- [Aim of the task]: Wherever the word "marker" turns up in a line of the entries, copy that line.
..............................
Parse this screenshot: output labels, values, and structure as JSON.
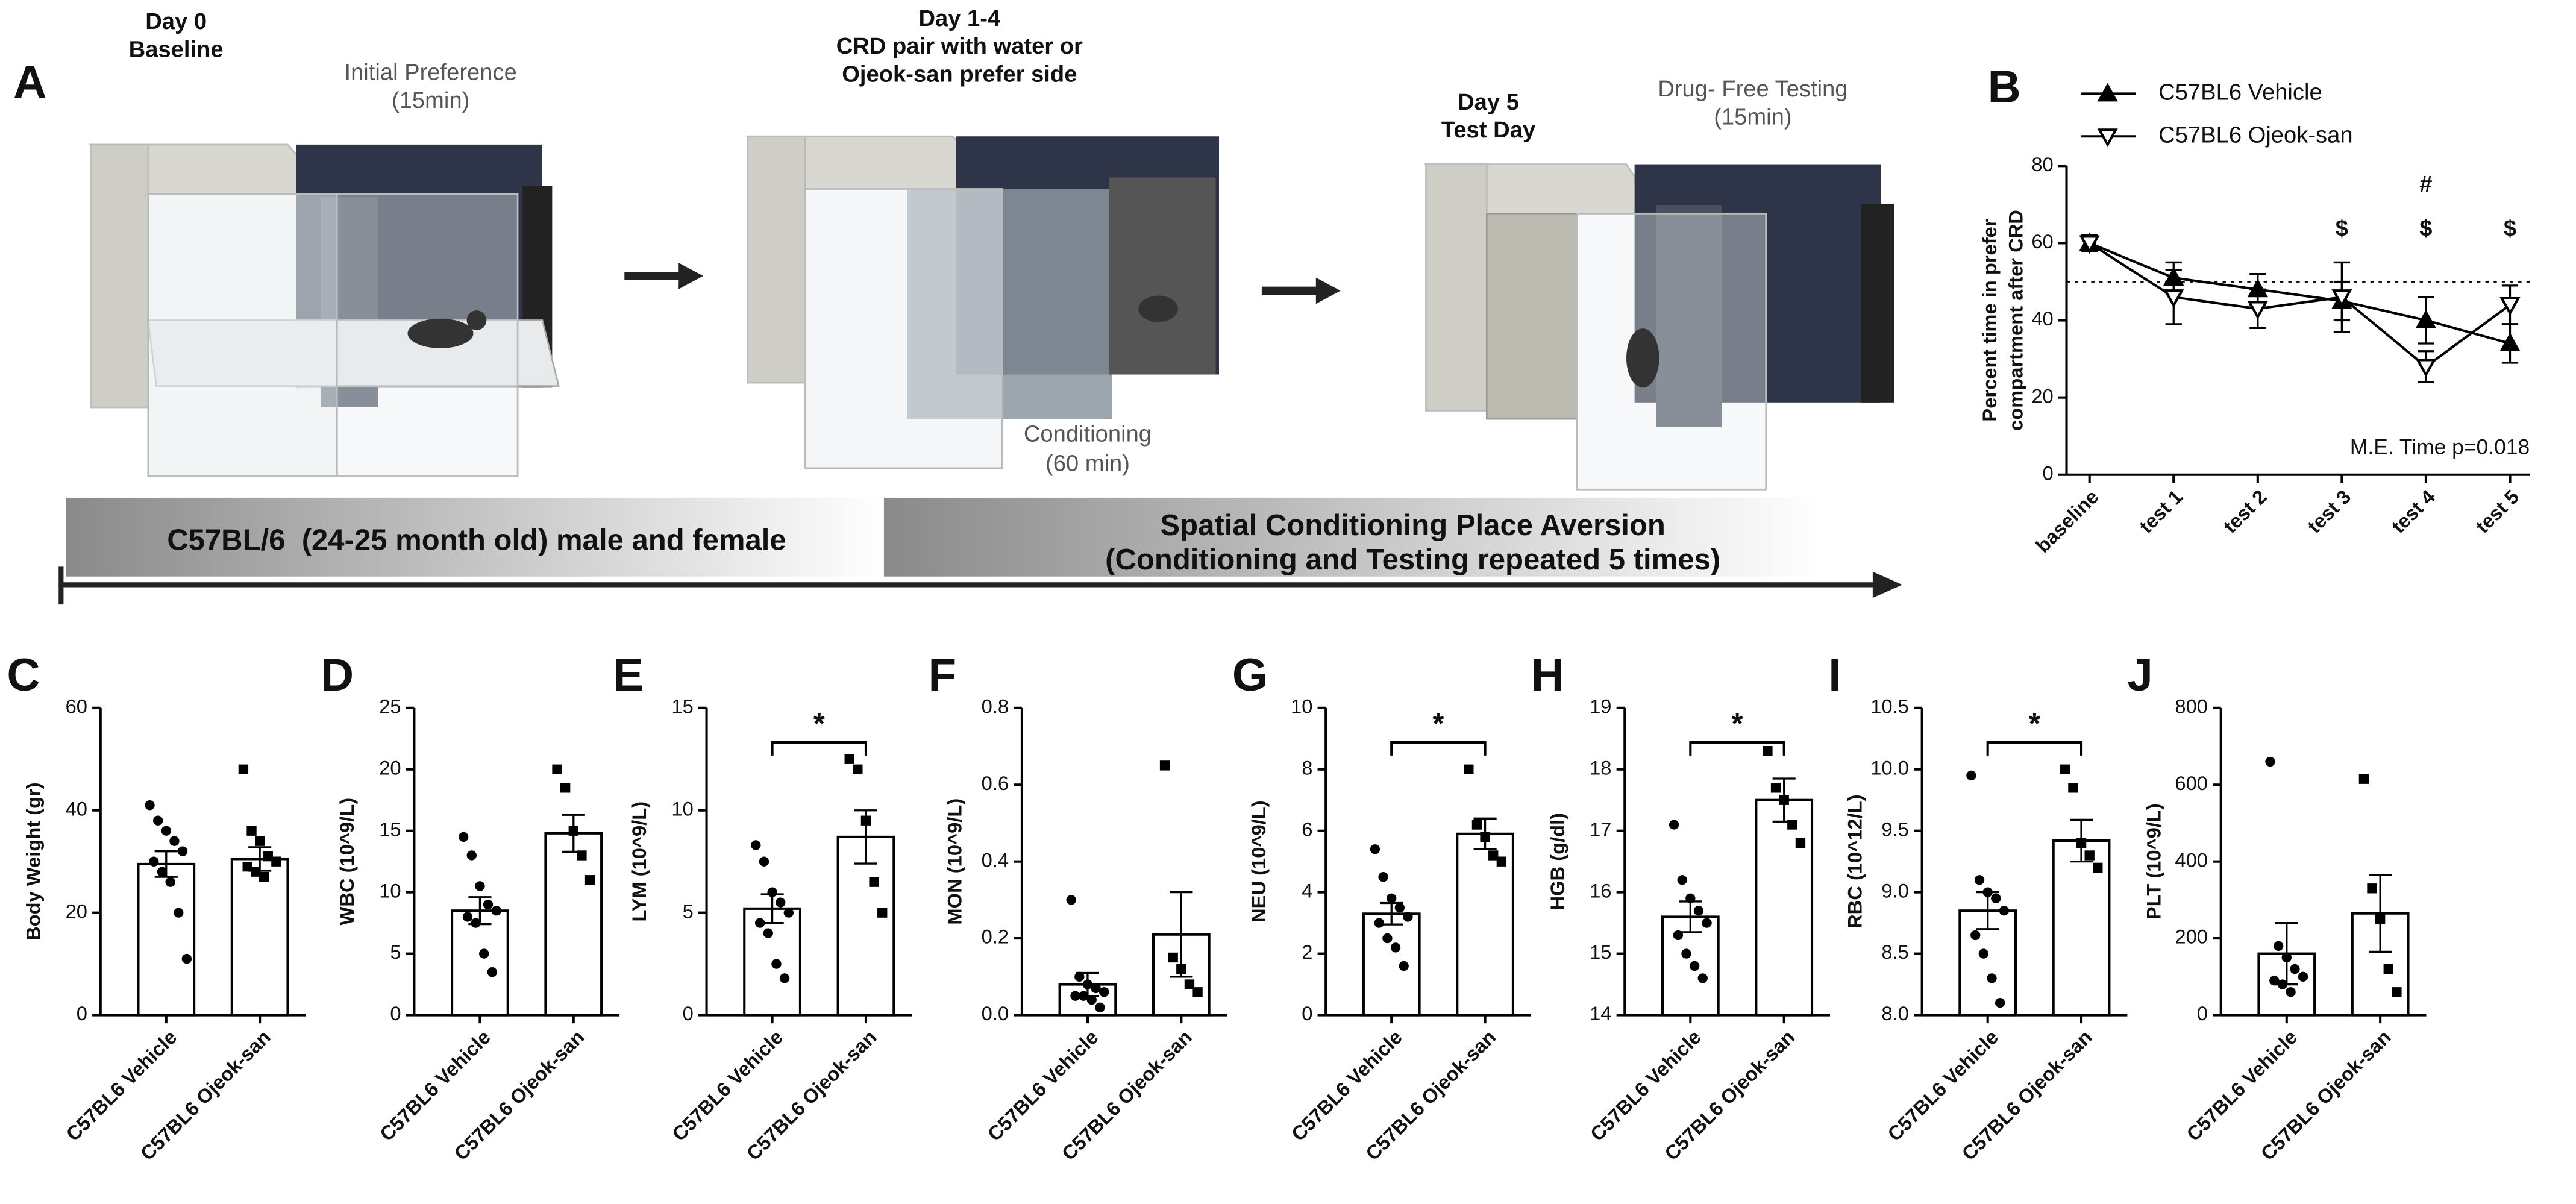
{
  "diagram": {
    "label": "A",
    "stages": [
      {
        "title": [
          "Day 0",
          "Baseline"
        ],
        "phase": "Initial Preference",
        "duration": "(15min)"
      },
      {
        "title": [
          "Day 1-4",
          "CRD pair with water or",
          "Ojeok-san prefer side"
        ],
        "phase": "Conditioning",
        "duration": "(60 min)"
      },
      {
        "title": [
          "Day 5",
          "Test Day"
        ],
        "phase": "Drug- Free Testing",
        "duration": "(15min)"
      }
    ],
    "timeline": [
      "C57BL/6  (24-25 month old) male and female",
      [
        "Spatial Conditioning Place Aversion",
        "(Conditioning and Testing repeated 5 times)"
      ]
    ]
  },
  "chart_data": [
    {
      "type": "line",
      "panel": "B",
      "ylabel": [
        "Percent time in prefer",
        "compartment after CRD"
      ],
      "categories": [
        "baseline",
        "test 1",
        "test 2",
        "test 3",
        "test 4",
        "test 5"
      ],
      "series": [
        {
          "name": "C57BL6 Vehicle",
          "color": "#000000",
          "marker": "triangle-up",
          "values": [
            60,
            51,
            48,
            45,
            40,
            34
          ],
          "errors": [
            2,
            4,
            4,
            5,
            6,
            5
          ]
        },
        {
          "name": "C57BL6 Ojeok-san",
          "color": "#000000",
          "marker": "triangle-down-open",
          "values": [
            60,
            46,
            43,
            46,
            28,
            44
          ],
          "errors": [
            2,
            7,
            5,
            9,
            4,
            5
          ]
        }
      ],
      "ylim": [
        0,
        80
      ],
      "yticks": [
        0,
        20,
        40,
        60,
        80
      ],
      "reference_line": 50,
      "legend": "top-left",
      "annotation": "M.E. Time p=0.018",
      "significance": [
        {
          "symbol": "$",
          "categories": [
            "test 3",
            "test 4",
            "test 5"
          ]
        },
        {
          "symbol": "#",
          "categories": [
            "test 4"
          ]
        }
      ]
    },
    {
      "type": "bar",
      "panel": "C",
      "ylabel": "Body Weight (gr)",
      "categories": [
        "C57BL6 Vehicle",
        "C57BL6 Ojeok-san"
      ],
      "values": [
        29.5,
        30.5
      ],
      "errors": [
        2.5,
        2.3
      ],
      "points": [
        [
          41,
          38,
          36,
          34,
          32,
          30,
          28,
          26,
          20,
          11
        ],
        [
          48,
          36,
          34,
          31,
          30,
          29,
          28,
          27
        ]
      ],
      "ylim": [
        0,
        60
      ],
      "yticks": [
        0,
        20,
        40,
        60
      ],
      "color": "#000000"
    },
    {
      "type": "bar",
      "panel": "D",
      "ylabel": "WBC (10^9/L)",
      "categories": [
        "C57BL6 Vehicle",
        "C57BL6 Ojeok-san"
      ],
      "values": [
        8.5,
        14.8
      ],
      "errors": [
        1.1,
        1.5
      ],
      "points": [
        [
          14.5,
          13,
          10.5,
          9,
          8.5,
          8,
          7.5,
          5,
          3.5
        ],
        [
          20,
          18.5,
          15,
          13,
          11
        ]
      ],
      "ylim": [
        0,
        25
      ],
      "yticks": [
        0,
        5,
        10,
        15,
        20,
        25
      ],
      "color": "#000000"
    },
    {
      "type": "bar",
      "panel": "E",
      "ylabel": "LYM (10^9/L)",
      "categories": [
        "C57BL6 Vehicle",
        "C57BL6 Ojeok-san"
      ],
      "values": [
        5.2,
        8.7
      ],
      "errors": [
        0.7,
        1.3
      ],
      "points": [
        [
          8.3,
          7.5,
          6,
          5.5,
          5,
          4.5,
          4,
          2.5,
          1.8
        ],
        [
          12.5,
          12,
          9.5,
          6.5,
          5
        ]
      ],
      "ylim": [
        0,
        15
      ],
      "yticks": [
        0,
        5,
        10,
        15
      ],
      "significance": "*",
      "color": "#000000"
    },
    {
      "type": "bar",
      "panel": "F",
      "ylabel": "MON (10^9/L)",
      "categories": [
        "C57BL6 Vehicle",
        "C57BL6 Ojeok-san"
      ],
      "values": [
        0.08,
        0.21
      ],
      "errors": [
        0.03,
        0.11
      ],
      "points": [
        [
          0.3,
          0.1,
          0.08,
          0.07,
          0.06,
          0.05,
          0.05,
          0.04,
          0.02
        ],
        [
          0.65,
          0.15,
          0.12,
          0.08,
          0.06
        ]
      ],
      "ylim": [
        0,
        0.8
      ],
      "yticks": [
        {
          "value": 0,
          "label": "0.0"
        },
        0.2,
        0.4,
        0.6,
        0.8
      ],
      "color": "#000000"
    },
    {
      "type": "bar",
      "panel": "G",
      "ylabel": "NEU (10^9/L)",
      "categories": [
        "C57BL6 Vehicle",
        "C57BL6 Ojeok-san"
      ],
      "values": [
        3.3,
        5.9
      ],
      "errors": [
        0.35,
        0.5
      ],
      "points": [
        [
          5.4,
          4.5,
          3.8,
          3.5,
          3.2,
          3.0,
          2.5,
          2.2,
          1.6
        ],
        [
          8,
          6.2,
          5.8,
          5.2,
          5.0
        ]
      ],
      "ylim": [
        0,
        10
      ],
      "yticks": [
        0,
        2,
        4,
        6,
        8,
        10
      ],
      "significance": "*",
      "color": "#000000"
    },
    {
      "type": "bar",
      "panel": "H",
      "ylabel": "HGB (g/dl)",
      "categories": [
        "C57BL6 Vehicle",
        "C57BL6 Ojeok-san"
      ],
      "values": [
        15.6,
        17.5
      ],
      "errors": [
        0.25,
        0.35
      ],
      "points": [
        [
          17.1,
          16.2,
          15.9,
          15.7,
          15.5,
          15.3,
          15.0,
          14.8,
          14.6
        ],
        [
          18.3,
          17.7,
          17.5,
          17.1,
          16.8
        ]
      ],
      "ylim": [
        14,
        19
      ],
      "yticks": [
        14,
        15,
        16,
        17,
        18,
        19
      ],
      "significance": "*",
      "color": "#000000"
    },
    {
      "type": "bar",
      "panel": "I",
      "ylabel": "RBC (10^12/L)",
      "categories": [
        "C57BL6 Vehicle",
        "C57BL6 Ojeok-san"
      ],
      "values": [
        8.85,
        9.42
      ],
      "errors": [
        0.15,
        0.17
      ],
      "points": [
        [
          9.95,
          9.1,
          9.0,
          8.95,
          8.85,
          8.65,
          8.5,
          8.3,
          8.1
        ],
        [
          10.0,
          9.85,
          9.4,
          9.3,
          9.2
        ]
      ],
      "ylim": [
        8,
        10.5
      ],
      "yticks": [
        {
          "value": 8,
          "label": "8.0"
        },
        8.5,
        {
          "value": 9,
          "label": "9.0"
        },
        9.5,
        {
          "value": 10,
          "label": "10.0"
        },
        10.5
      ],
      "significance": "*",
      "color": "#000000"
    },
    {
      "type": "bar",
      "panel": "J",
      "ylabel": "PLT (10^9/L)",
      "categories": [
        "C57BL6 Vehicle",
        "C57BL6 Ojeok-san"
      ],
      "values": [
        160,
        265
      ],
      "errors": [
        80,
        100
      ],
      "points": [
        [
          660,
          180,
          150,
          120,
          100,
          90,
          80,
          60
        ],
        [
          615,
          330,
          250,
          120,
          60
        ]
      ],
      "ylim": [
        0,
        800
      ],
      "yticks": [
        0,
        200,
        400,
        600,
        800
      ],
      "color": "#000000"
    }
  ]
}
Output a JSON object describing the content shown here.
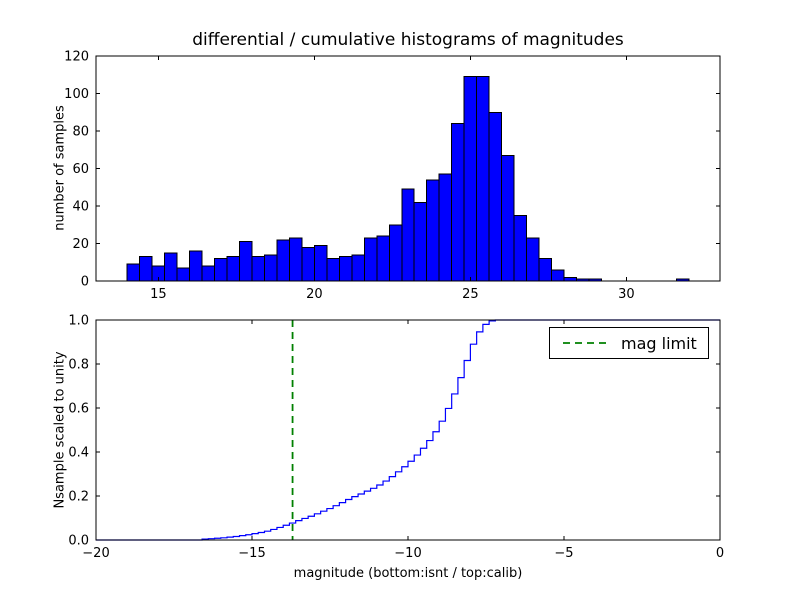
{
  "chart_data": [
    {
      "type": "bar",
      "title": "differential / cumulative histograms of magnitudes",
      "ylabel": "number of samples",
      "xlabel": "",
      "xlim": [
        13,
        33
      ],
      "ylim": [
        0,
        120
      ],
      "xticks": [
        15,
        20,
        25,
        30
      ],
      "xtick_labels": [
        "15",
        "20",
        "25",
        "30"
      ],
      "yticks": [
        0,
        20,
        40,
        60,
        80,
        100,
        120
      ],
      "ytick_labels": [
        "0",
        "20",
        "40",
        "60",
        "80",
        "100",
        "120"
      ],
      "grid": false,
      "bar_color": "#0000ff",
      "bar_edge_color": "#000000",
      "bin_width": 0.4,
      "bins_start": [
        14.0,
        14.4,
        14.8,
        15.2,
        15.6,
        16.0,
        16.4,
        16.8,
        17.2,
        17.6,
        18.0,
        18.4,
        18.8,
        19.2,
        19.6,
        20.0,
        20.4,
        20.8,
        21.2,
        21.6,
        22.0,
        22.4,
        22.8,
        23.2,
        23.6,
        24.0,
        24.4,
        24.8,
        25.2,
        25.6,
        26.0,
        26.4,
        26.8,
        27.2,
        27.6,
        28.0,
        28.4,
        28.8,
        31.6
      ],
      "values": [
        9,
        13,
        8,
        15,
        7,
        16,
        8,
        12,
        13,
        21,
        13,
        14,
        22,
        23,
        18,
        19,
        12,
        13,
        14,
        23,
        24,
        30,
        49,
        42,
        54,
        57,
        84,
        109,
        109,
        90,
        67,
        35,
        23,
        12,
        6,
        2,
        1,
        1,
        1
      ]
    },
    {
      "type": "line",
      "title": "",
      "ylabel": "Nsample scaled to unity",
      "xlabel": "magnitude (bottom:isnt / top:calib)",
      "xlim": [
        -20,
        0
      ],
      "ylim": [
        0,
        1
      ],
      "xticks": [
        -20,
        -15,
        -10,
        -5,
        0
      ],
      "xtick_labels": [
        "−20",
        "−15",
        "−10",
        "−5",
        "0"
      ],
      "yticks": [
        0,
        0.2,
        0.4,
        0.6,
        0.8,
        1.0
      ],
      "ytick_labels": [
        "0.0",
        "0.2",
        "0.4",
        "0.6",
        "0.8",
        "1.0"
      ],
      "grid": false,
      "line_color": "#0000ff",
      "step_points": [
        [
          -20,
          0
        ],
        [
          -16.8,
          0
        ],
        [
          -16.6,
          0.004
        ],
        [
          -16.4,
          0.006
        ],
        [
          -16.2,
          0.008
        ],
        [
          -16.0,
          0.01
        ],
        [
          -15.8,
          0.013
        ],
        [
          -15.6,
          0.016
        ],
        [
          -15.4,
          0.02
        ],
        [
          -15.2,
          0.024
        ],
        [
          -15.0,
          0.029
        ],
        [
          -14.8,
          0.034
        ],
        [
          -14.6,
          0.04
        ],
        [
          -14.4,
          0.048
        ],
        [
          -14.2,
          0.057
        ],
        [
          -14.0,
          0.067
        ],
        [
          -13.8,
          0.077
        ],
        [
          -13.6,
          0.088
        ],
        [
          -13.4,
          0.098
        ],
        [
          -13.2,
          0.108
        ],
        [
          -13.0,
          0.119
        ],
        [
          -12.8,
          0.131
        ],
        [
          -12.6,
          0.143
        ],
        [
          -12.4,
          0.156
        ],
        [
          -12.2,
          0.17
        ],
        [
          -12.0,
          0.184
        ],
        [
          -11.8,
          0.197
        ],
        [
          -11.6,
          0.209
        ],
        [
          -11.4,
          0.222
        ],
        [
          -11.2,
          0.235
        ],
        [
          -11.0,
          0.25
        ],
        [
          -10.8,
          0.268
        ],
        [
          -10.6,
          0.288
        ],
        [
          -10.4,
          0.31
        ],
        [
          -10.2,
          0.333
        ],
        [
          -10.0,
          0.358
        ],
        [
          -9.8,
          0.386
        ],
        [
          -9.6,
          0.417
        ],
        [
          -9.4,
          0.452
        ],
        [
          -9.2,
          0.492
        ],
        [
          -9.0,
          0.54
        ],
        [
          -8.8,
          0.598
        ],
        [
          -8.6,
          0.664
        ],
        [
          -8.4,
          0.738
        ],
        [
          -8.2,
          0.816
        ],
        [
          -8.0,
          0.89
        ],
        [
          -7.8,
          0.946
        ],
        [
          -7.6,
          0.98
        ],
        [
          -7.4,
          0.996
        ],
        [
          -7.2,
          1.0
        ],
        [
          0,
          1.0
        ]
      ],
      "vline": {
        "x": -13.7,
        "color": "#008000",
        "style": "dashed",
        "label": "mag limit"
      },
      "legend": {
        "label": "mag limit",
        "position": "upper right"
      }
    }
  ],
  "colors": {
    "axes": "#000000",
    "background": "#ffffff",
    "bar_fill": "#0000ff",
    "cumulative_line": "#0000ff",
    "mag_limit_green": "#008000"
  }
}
..............................
- [The completed task]:
          "marker": "triangle-up",
          "marker": "triangle-down-open",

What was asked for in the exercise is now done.